● The exercise:
Gather all lines containing the string "title" and copy them out.

>> BEGIN Extracted records

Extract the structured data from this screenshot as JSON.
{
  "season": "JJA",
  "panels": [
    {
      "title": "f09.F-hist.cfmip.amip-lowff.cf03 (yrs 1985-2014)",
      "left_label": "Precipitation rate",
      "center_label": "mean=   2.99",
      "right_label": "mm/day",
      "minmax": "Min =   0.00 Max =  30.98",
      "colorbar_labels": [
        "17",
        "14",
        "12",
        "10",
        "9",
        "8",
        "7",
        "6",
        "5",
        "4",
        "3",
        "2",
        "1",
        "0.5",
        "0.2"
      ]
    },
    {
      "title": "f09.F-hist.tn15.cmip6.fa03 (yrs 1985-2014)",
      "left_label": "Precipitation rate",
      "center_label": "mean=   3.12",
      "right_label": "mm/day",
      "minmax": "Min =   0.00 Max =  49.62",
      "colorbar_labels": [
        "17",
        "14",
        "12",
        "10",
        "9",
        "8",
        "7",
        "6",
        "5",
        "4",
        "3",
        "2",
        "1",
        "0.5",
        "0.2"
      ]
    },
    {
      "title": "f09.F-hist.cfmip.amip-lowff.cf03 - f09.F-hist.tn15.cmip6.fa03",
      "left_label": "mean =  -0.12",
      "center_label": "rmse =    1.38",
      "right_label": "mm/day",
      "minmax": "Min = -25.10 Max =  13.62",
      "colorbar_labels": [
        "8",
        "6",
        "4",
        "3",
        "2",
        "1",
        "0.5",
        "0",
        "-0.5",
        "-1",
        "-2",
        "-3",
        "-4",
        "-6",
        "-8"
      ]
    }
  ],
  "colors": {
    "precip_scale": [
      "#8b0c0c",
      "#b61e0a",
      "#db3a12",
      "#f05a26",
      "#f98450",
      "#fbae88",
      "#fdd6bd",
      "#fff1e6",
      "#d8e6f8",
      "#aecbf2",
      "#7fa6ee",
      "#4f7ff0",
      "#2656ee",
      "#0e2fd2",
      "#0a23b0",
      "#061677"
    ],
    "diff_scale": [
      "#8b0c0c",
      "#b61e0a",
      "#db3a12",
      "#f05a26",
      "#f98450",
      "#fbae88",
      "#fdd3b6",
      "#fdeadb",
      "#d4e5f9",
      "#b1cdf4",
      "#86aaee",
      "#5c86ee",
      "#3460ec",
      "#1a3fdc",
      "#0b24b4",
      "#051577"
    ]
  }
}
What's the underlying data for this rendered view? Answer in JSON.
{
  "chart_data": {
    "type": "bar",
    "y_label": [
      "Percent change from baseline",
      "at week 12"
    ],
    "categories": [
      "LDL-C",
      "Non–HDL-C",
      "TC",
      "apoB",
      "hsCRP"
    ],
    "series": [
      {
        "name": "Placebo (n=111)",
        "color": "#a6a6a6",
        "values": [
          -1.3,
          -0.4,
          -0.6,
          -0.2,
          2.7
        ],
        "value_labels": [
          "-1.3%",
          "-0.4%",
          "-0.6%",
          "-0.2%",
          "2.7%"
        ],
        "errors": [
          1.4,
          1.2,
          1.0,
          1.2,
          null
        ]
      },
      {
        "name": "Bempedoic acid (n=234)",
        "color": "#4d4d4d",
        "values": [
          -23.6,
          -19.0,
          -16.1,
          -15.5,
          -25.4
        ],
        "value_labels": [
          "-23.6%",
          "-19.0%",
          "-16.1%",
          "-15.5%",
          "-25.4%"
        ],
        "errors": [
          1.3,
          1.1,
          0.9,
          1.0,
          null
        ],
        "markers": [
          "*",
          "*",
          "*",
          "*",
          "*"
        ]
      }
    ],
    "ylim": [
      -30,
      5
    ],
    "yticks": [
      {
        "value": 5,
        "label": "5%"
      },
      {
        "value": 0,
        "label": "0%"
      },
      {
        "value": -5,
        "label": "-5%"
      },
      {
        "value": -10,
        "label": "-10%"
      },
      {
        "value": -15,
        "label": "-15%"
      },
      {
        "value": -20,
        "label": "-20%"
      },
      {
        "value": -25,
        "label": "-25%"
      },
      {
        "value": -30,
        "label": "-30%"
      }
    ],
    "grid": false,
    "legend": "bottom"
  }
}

>> END Extracted records

● Answer for the task:
      "title": "f09.F-hist.cfmip.amip-lowff.cf03 (yrs 1985-2014)",
      "title": "f09.F-hist.tn15.cmip6.fa03 (yrs 1985-2014)",
      "title": "f09.F-hist.cfmip.amip-lowff.cf03 - f09.F-hist.tn15.cmip6.fa03",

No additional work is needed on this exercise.